▶ Short exercise
Repeat the material exactly, every line of it.

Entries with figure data
########################################

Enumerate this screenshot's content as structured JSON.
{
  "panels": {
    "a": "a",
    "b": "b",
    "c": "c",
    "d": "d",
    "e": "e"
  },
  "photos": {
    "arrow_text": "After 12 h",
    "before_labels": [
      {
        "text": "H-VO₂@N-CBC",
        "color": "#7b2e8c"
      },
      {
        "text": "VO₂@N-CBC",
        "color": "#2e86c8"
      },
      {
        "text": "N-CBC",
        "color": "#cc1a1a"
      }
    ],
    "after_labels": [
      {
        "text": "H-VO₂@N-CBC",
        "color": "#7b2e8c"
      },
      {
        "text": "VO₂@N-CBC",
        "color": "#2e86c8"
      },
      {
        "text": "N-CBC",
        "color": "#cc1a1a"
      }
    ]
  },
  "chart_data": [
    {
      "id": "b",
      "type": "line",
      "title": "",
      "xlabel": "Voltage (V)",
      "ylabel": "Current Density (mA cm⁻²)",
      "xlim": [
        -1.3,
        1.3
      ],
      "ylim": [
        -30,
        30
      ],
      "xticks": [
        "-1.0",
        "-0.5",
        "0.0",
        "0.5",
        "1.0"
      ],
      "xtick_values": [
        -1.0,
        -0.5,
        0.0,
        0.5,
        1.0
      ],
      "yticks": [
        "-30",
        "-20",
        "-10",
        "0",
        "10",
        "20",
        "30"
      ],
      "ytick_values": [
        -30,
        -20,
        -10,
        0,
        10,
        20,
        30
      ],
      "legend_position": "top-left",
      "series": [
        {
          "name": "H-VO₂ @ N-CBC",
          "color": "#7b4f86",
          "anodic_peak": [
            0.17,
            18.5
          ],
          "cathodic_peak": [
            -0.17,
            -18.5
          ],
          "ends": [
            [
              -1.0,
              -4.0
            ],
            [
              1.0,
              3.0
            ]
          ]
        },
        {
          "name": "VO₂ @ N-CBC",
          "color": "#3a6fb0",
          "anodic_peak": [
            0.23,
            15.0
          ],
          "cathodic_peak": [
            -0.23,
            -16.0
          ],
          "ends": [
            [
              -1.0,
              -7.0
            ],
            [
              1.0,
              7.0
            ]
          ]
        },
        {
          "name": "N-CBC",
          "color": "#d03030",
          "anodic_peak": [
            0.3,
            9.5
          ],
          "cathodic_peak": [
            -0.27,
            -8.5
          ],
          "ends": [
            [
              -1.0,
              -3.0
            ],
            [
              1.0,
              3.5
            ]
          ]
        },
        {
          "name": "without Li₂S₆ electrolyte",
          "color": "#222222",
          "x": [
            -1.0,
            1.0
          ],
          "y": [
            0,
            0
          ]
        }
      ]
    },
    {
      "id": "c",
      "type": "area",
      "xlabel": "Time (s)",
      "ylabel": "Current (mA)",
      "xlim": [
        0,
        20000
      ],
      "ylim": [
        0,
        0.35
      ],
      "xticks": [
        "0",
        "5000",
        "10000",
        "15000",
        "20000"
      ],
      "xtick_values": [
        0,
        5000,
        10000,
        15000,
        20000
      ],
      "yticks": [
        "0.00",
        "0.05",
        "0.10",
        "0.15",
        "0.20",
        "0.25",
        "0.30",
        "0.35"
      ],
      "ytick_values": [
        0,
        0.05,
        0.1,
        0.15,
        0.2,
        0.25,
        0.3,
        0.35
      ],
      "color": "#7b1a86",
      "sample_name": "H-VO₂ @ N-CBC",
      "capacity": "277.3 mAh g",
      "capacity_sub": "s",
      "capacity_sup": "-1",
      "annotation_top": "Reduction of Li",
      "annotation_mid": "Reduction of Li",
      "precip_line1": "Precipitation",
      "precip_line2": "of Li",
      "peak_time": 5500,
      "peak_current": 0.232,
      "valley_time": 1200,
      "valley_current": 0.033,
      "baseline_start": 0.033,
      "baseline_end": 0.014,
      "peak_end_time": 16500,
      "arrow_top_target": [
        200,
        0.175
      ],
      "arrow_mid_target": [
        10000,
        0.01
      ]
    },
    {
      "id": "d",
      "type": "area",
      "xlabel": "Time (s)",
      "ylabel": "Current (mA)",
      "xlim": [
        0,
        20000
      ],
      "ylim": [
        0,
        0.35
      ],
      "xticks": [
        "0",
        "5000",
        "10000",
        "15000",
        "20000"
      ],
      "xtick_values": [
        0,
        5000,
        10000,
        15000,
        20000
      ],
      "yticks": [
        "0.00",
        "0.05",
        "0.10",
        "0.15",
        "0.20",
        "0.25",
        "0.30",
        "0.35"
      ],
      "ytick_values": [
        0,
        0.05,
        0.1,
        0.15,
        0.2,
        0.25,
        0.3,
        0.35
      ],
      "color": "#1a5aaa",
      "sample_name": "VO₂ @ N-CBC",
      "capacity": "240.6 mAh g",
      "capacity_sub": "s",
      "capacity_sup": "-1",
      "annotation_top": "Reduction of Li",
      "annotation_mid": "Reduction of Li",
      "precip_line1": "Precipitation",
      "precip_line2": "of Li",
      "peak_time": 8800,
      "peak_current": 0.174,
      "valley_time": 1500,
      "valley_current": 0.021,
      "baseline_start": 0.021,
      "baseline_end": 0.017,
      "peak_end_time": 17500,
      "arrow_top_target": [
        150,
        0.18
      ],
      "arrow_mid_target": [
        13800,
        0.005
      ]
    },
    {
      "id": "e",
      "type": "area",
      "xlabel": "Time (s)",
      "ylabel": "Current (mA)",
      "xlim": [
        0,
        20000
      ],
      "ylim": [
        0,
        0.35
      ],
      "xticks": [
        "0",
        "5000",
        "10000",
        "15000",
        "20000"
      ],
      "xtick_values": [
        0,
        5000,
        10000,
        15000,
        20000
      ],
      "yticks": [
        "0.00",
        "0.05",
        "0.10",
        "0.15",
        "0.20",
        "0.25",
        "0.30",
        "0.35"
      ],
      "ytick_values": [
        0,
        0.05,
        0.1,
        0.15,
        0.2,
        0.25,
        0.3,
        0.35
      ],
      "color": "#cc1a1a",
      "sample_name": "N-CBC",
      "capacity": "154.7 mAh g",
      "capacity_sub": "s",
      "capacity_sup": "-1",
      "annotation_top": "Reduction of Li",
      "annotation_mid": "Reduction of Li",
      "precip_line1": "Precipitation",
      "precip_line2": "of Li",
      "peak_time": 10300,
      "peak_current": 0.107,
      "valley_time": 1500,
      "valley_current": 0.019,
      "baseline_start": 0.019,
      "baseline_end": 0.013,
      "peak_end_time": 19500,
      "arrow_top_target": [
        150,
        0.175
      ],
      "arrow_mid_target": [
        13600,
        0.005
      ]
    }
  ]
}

########################################

▶ Written solution
Enumerate this screenshot's content as structured JSON.
{
  "panels": {
    "a": "a",
    "b": "b",
    "c": "c",
    "d": "d",
    "e": "e"
  },
  "photos": {
    "arrow_text": "After 12 h",
    "before_labels": [
      {
        "text": "H-VO₂@N-CBC",
        "color": "#7b2e8c"
      },
      {
        "text": "VO₂@N-CBC",
        "color": "#2e86c8"
      },
      {
        "text": "N-CBC",
        "color": "#cc1a1a"
      }
    ],
    "after_labels": [
      {
        "text": "H-VO₂@N-CBC",
        "color": "#7b2e8c"
      },
      {
        "text": "VO₂@N-CBC",
        "color": "#2e86c8"
      },
      {
        "text": "N-CBC",
        "color": "#cc1a1a"
      }
    ]
  },
  "chart_data": [
    {
      "id": "b",
      "type": "line",
      "title": "",
      "xlabel": "Voltage (V)",
      "ylabel": "Current Density (mA cm⁻²)",
      "xlim": [
        -1.3,
        1.3
      ],
      "ylim": [
        -30,
        30
      ],
      "xticks": [
        "-1.0",
        "-0.5",
        "0.0",
        "0.5",
        "1.0"
      ],
      "xtick_values": [
        -1.0,
        -0.5,
        0.0,
        0.5,
        1.0
      ],
      "yticks": [
        "-30",
        "-20",
        "-10",
        "0",
        "10",
        "20",
        "30"
      ],
      "ytick_values": [
        -30,
        -20,
        -10,
        0,
        10,
        20,
        30
      ],
      "legend_position": "top-left",
      "series": [
        {
          "name": "H-VO₂ @ N-CBC",
          "color": "#7b4f86",
          "anodic_peak": [
            0.17,
            18.5
          ],
          "cathodic_peak": [
            -0.17,
            -18.5
          ],
          "ends": [
            [
              -1.0,
              -4.0
            ],
            [
              1.0,
              3.0
            ]
          ]
        },
        {
          "name": "VO₂ @ N-CBC",
          "color": "#3a6fb0",
          "anodic_peak": [
            0.23,
            15.0
          ],
          "cathodic_peak": [
            -0.23,
            -16.0
          ],
          "ends": [
            [
              -1.0,
              -7.0
            ],
            [
              1.0,
              7.0
            ]
          ]
        },
        {
          "name": "N-CBC",
          "color": "#d03030",
          "anodic_peak": [
            0.3,
            9.5
          ],
          "cathodic_peak": [
            -0.27,
            -8.5
          ],
          "ends": [
            [
              -1.0,
              -3.0
            ],
            [
              1.0,
              3.5
            ]
          ]
        },
        {
          "name": "without Li₂S₆ electrolyte",
          "color": "#222222",
          "x": [
            -1.0,
            1.0
          ],
          "y": [
            0,
            0
          ]
        }
      ]
    },
    {
      "id": "c",
      "type": "area",
      "xlabel": "Time (s)",
      "ylabel": "Current (mA)",
      "xlim": [
        0,
        20000
      ],
      "ylim": [
        0,
        0.35
      ],
      "xticks": [
        "0",
        "5000",
        "10000",
        "15000",
        "20000"
      ],
      "xtick_values": [
        0,
        5000,
        10000,
        15000,
        20000
      ],
      "yticks": [
        "0.00",
        "0.05",
        "0.10",
        "0.15",
        "0.20",
        "0.25",
        "0.30",
        "0.35"
      ],
      "ytick_values": [
        0,
        0.05,
        0.1,
        0.15,
        0.2,
        0.25,
        0.3,
        0.35
      ],
      "color": "#7b1a86",
      "sample_name": "H-VO₂ @ N-CBC",
      "capacity": "277.3 mAh g",
      "capacity_sub": "s",
      "capacity_sup": "-1",
      "annotation_top": "Reduction of Li",
      "annotation_mid": "Reduction of Li",
      "precip_line1": "Precipitation",
      "precip_line2": "of Li",
      "peak_time": 5500,
      "peak_current": 0.232,
      "valley_time": 1200,
      "valley_current": 0.033,
      "baseline_start": 0.033,
      "baseline_end": 0.014,
      "peak_end_time": 16500,
      "arrow_top_target": [
        200,
        0.175
      ],
      "arrow_mid_target": [
        10000,
        0.01
      ]
    },
    {
      "id": "d",
      "type": "area",
      "xlabel": "Time (s)",
      "ylabel": "Current (mA)",
      "xlim": [
        0,
        20000
      ],
      "ylim": [
        0,
        0.35
      ],
      "xticks": [
        "0",
        "5000",
        "10000",
        "15000",
        "20000"
      ],
      "xtick_values": [
        0,
        5000,
        10000,
        15000,
        20000
      ],
      "yticks": [
        "0.00",
        "0.05",
        "0.10",
        "0.15",
        "0.20",
        "0.25",
        "0.30",
        "0.35"
      ],
      "ytick_values": [
        0,
        0.05,
        0.1,
        0.15,
        0.2,
        0.25,
        0.3,
        0.35
      ],
      "color": "#1a5aaa",
      "sample_name": "VO₂ @ N-CBC",
      "capacity": "240.6 mAh g",
      "capacity_sub": "s",
      "capacity_sup": "-1",
      "annotation_top": "Reduction of Li",
      "annotation_mid": "Reduction of Li",
      "precip_line1": "Precipitation",
      "precip_line2": "of Li",
      "peak_time": 8800,
      "peak_current": 0.174,
      "valley_time": 1500,
      "valley_current": 0.021,
      "baseline_start": 0.021,
      "baseline_end": 0.017,
      "peak_end_time": 17500,
      "arrow_top_target": [
        150,
        0.18
      ],
      "arrow_mid_target": [
        13800,
        0.005
      ]
    },
    {
      "id": "e",
      "type": "area",
      "xlabel": "Time (s)",
      "ylabel": "Current (mA)",
      "xlim": [
        0,
        20000
      ],
      "ylim": [
        0,
        0.35
      ],
      "xticks": [
        "0",
        "5000",
        "10000",
        "15000",
        "20000"
      ],
      "xtick_values": [
        0,
        5000,
        10000,
        15000,
        20000
      ],
      "yticks": [
        "0.00",
        "0.05",
        "0.10",
        "0.15",
        "0.20",
        "0.25",
        "0.30",
        "0.35"
      ],
      "ytick_values": [
        0,
        0.05,
        0.1,
        0.15,
        0.2,
        0.25,
        0.3,
        0.35
      ],
      "color": "#cc1a1a",
      "sample_name": "N-CBC",
      "capacity": "154.7 mAh g",
      "capacity_sub": "s",
      "capacity_sup": "-1",
      "annotation_top": "Reduction of Li",
      "annotation_mid": "Reduction of Li",
      "precip_line1": "Precipitation",
      "precip_line2": "of Li",
      "peak_time": 10300,
      "peak_current": 0.107,
      "valley_time": 1500,
      "valley_current": 0.019,
      "baseline_start": 0.019,
      "baseline_end": 0.013,
      "peak_end_time": 19500,
      "arrow_top_target": [
        150,
        0.175
      ],
      "arrow_mid_target": [
        13600,
        0.005
      ]
    }
  ]
}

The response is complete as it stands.